* **PROMPT**: Output all records precisely as written.
▬▬▬
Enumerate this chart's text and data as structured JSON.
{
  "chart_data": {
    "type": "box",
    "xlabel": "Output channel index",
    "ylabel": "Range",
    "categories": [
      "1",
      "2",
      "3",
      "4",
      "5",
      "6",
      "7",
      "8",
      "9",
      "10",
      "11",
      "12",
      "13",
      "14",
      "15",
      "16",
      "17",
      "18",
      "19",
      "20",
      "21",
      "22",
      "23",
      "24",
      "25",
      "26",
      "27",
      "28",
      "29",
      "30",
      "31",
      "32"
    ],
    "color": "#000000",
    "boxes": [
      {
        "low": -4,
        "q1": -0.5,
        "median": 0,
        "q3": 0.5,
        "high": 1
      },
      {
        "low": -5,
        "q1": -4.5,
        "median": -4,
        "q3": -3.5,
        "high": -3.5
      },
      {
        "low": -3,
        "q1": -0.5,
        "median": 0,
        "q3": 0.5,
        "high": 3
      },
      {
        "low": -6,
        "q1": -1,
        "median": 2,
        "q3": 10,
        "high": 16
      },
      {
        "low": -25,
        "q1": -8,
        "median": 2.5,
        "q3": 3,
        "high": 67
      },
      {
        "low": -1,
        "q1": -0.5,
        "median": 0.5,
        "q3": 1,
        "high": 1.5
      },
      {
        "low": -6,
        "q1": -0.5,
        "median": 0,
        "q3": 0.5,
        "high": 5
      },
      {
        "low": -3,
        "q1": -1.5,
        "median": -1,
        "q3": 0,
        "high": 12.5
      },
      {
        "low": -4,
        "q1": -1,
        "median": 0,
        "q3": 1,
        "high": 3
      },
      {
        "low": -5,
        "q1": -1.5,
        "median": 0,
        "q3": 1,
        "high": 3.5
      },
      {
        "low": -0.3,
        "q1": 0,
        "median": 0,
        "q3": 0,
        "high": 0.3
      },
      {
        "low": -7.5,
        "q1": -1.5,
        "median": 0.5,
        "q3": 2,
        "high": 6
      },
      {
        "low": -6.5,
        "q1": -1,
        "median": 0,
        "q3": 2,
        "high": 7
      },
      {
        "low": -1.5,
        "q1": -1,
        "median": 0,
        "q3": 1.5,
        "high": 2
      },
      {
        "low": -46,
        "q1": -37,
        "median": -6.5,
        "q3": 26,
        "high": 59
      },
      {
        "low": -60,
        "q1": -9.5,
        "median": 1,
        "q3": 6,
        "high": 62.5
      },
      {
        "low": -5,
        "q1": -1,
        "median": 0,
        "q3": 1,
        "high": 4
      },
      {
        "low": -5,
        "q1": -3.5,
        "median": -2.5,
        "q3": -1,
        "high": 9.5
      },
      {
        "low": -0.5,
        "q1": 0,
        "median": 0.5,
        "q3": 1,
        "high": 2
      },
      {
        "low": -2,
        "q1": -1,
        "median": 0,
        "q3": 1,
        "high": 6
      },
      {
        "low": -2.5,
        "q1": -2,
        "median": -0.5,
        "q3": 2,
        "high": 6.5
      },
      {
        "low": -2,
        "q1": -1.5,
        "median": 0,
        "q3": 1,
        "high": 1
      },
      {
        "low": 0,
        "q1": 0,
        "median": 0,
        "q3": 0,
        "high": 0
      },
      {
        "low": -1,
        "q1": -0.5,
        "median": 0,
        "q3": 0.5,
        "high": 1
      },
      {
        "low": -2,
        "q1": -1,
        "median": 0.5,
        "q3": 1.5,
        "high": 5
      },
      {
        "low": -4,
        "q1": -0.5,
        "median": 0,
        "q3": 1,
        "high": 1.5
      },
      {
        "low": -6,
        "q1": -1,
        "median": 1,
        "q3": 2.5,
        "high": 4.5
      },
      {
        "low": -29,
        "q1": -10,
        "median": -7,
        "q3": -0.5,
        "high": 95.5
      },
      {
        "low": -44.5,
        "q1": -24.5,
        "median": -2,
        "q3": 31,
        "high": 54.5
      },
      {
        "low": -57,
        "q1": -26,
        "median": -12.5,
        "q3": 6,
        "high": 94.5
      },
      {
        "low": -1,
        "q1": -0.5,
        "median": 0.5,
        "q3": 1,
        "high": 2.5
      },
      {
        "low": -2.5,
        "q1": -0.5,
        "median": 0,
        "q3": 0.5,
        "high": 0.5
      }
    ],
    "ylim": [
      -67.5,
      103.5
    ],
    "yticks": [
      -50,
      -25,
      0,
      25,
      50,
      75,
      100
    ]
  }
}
▬▬▬
* **TASK RESPONSE**:
Enumerate this chart's text and data as structured JSON.
{
  "chart_data": {
    "type": "box",
    "xlabel": "Output channel index",
    "ylabel": "Range",
    "categories": [
      "1",
      "2",
      "3",
      "4",
      "5",
      "6",
      "7",
      "8",
      "9",
      "10",
      "11",
      "12",
      "13",
      "14",
      "15",
      "16",
      "17",
      "18",
      "19",
      "20",
      "21",
      "22",
      "23",
      "24",
      "25",
      "26",
      "27",
      "28",
      "29",
      "30",
      "31",
      "32"
    ],
    "color": "#000000",
    "boxes": [
      {
        "low": -4,
        "q1": -0.5,
        "median": 0,
        "q3": 0.5,
        "high": 1
      },
      {
        "low": -5,
        "q1": -4.5,
        "median": -4,
        "q3": -3.5,
        "high": -3.5
      },
      {
        "low": -3,
        "q1": -0.5,
        "median": 0,
        "q3": 0.5,
        "high": 3
      },
      {
        "low": -6,
        "q1": -1,
        "median": 2,
        "q3": 10,
        "high": 16
      },
      {
        "low": -25,
        "q1": -8,
        "median": 2.5,
        "q3": 3,
        "high": 67
      },
      {
        "low": -1,
        "q1": -0.5,
        "median": 0.5,
        "q3": 1,
        "high": 1.5
      },
      {
        "low": -6,
        "q1": -0.5,
        "median": 0,
        "q3": 0.5,
        "high": 5
      },
      {
        "low": -3,
        "q1": -1.5,
        "median": -1,
        "q3": 0,
        "high": 12.5
      },
      {
        "low": -4,
        "q1": -1,
        "median": 0,
        "q3": 1,
        "high": 3
      },
      {
        "low": -5,
        "q1": -1.5,
        "median": 0,
        "q3": 1,
        "high": 3.5
      },
      {
        "low": -0.3,
        "q1": 0,
        "median": 0,
        "q3": 0,
        "high": 0.3
      },
      {
        "low": -7.5,
        "q1": -1.5,
        "median": 0.5,
        "q3": 2,
        "high": 6
      },
      {
        "low": -6.5,
        "q1": -1,
        "median": 0,
        "q3": 2,
        "high": 7
      },
      {
        "low": -1.5,
        "q1": -1,
        "median": 0,
        "q3": 1.5,
        "high": 2
      },
      {
        "low": -46,
        "q1": -37,
        "median": -6.5,
        "q3": 26,
        "high": 59
      },
      {
        "low": -60,
        "q1": -9.5,
        "median": 1,
        "q3": 6,
        "high": 62.5
      },
      {
        "low": -5,
        "q1": -1,
        "median": 0,
        "q3": 1,
        "high": 4
      },
      {
        "low": -5,
        "q1": -3.5,
        "median": -2.5,
        "q3": -1,
        "high": 9.5
      },
      {
        "low": -0.5,
        "q1": 0,
        "median": 0.5,
        "q3": 1,
        "high": 2
      },
      {
        "low": -2,
        "q1": -1,
        "median": 0,
        "q3": 1,
        "high": 6
      },
      {
        "low": -2.5,
        "q1": -2,
        "median": -0.5,
        "q3": 2,
        "high": 6.5
      },
      {
        "low": -2,
        "q1": -1.5,
        "median": 0,
        "q3": 1,
        "high": 1
      },
      {
        "low": 0,
        "q1": 0,
        "median": 0,
        "q3": 0,
        "high": 0
      },
      {
        "low": -1,
        "q1": -0.5,
        "median": 0,
        "q3": 0.5,
        "high": 1
      },
      {
        "low": -2,
        "q1": -1,
        "median": 0.5,
        "q3": 1.5,
        "high": 5
      },
      {
        "low": -4,
        "q1": -0.5,
        "median": 0,
        "q3": 1,
        "high": 1.5
      },
      {
        "low": -6,
        "q1": -1,
        "median": 1,
        "q3": 2.5,
        "high": 4.5
      },
      {
        "low": -29,
        "q1": -10,
        "median": -7,
        "q3": -0.5,
        "high": 95.5
      },
      {
        "low": -44.5,
        "q1": -24.5,
        "median": -2,
        "q3": 31,
        "high": 54.5
      },
      {
        "low": -57,
        "q1": -26,
        "median": -12.5,
        "q3": 6,
        "high": 94.5
      },
      {
        "low": -1,
        "q1": -0.5,
        "median": 0.5,
        "q3": 1,
        "high": 2.5
      },
      {
        "low": -2.5,
        "q1": -0.5,
        "median": 0,
        "q3": 0.5,
        "high": 0.5
      }
    ],
    "ylim": [
      -67.5,
      103.5
    ],
    "yticks": [
      -50,
      -25,
      0,
      25,
      50,
      75,
      100
    ]
  }
}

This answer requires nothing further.